(Rows from a dataset)
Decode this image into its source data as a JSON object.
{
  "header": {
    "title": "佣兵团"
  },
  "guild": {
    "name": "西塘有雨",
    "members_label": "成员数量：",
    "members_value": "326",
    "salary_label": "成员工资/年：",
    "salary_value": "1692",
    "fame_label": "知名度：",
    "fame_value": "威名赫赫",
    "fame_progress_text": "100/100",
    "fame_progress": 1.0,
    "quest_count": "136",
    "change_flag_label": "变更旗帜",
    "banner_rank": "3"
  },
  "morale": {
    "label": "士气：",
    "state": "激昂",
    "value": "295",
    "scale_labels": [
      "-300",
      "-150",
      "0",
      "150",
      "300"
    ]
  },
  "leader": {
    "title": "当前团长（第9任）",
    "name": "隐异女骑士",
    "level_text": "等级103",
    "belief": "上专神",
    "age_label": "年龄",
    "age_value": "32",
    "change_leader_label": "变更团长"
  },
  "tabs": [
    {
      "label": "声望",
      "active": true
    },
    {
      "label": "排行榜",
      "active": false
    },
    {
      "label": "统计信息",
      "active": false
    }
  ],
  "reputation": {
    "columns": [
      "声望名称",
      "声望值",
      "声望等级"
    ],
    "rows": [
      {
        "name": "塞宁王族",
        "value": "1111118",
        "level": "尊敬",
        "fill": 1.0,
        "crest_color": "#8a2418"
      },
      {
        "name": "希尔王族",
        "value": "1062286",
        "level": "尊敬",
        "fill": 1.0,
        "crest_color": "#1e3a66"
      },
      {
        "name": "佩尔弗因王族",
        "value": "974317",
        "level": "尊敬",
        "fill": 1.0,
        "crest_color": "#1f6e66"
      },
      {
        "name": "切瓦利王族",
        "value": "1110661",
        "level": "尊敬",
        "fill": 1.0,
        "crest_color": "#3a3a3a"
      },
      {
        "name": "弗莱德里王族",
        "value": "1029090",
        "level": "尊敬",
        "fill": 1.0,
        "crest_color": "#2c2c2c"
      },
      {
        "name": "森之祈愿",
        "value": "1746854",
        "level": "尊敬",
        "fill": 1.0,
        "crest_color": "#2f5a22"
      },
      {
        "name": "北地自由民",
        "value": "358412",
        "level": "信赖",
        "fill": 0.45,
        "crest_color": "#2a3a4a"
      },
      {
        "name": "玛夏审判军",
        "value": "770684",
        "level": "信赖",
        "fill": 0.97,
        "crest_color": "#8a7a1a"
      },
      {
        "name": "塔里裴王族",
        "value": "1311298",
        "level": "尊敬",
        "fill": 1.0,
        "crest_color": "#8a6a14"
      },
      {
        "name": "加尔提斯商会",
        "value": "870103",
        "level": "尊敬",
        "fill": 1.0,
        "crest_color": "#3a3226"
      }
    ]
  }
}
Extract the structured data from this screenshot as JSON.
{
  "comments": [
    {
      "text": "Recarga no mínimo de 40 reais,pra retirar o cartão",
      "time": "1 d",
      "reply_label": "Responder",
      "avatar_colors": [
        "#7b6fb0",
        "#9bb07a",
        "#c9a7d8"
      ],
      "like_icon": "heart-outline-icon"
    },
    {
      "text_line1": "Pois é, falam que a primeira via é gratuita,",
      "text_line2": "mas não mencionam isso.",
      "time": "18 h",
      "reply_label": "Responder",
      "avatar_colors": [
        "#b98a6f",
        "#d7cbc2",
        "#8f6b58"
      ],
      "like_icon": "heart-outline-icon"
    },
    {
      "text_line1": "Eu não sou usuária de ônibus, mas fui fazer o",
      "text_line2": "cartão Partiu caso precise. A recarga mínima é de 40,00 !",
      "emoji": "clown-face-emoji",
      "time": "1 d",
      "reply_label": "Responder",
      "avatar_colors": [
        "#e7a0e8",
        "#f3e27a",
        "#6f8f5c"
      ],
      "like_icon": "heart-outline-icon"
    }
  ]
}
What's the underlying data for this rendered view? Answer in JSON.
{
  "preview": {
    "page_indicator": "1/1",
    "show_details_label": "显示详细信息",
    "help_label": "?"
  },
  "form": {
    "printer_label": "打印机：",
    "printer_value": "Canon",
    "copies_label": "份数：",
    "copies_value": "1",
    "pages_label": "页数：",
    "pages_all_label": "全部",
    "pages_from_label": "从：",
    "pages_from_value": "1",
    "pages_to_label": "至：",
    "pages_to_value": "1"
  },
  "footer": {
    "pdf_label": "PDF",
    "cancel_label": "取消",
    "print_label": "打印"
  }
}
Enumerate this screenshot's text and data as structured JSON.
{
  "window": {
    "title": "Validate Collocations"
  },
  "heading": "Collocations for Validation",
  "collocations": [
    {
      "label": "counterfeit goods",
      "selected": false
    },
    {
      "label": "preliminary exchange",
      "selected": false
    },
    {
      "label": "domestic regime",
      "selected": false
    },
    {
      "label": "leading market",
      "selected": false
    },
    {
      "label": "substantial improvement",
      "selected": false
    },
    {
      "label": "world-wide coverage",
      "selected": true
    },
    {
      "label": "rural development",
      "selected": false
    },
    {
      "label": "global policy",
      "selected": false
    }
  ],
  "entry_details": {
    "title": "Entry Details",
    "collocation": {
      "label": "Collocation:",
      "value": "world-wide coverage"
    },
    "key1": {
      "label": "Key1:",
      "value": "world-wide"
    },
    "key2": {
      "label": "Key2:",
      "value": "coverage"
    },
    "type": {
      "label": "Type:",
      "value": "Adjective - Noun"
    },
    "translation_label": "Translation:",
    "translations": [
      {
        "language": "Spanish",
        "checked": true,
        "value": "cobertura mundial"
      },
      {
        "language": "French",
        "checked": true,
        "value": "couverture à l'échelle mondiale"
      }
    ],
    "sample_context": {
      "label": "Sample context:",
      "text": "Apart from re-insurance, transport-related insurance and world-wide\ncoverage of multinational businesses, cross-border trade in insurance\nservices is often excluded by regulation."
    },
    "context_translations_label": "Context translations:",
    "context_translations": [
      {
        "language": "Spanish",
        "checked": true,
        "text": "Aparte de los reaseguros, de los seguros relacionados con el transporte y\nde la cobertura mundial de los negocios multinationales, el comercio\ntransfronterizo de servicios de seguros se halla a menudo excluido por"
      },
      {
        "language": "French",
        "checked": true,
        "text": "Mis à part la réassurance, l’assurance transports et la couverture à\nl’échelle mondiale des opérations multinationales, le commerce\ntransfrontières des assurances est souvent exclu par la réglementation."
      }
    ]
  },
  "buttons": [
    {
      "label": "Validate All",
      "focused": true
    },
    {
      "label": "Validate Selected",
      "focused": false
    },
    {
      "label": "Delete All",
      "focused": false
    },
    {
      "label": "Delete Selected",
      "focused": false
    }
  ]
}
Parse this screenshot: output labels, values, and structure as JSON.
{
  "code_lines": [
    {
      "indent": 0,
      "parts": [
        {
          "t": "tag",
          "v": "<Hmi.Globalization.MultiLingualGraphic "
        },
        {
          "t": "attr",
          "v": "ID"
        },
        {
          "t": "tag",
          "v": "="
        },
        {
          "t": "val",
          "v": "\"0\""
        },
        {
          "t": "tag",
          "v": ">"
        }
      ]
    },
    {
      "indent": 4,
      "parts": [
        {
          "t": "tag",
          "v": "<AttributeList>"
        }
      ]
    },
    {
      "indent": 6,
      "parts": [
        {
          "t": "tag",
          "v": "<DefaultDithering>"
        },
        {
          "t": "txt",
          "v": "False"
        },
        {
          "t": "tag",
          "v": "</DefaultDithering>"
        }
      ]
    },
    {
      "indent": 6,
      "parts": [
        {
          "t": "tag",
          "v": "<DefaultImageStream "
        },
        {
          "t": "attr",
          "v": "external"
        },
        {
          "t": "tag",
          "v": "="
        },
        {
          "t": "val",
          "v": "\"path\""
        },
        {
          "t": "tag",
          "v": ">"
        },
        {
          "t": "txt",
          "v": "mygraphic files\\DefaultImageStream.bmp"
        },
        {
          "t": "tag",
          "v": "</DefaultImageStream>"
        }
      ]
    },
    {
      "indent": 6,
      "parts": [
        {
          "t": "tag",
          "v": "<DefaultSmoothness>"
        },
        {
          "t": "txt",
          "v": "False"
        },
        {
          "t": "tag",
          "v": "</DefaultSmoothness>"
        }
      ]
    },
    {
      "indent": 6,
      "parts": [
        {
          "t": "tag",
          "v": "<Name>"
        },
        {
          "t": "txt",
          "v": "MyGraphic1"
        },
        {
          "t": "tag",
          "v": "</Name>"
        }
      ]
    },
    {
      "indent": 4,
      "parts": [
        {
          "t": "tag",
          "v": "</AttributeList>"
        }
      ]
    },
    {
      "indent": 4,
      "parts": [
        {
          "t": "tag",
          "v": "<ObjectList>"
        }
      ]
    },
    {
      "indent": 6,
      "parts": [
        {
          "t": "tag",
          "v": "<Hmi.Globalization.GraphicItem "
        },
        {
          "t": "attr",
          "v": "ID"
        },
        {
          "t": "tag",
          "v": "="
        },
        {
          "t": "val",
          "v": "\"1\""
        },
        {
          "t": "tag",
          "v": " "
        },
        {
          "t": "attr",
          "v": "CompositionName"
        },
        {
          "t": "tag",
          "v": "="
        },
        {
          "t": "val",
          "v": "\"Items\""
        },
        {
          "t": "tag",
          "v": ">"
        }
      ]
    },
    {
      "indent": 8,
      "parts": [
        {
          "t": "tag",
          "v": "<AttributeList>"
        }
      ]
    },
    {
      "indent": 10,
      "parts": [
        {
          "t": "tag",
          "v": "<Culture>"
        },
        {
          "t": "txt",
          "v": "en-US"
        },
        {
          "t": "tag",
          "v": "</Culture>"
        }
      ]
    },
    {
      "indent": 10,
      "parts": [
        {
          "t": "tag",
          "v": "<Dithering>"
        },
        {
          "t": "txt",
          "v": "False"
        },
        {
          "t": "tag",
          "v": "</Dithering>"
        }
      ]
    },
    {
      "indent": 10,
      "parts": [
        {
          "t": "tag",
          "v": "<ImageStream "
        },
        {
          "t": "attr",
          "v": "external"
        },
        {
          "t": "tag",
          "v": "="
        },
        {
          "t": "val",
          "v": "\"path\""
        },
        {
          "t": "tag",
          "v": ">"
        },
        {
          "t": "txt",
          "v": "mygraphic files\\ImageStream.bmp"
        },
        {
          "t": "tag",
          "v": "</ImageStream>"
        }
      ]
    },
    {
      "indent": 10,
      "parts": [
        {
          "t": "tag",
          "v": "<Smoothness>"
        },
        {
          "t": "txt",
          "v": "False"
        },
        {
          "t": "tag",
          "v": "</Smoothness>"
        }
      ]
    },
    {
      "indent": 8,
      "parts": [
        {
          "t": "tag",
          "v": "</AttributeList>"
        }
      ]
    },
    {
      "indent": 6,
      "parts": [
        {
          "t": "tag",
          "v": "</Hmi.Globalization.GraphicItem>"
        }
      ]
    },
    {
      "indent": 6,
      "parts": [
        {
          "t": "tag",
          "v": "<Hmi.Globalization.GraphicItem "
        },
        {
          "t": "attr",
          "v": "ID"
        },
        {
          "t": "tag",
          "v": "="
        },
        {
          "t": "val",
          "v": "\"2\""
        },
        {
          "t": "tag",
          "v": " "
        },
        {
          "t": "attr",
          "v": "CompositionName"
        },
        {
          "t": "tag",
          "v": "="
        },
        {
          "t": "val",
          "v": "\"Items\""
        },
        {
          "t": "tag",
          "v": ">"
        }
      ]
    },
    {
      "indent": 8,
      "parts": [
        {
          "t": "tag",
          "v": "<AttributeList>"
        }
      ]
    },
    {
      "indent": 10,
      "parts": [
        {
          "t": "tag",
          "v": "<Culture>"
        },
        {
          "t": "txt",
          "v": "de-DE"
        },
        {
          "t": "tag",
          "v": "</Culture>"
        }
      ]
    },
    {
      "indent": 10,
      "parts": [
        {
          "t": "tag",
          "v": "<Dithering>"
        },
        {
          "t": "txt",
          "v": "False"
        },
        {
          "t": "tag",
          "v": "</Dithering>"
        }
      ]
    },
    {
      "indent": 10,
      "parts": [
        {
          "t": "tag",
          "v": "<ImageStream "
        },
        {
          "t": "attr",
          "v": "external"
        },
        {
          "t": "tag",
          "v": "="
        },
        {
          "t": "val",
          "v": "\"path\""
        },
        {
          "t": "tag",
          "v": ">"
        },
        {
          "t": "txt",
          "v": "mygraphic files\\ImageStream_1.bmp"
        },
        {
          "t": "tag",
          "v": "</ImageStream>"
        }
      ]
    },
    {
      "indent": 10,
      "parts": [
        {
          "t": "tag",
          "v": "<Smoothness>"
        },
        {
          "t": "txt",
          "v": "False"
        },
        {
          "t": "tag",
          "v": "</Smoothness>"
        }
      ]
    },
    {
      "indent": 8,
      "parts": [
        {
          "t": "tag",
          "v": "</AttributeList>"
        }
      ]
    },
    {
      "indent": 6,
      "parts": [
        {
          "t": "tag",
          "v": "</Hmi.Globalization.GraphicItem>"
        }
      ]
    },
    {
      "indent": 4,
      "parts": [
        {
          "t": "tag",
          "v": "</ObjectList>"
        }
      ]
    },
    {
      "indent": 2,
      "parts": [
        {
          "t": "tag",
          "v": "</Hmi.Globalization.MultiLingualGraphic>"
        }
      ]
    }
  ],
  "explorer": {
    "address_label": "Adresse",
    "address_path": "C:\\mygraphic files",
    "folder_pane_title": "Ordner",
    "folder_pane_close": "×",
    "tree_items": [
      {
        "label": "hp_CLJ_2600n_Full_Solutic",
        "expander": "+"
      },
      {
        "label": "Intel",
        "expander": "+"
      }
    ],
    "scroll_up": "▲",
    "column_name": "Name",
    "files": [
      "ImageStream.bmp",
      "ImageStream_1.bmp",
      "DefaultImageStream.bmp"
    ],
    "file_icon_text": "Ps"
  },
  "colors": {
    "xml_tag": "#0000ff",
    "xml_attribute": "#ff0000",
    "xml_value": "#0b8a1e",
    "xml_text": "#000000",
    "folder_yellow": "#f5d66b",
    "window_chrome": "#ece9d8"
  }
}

To be done: From the entries above, extract every line where the word "multinationales" appears.

Solution:
        "text": "Aparte de los reaseguros, de los seguros relacionados con el transporte y\nde la cobertura mundial de los negocios multinationales, el comercio\ntransfronterizo de servicios de seguros se halla a menudo excluido por"
        "text": "Mis à part la réassurance, l’assurance transports et la couverture à\nl’échelle mondiale des opérations multinationales, le commerce\ntransfrontières des assurances est souvent exclu par la réglementation."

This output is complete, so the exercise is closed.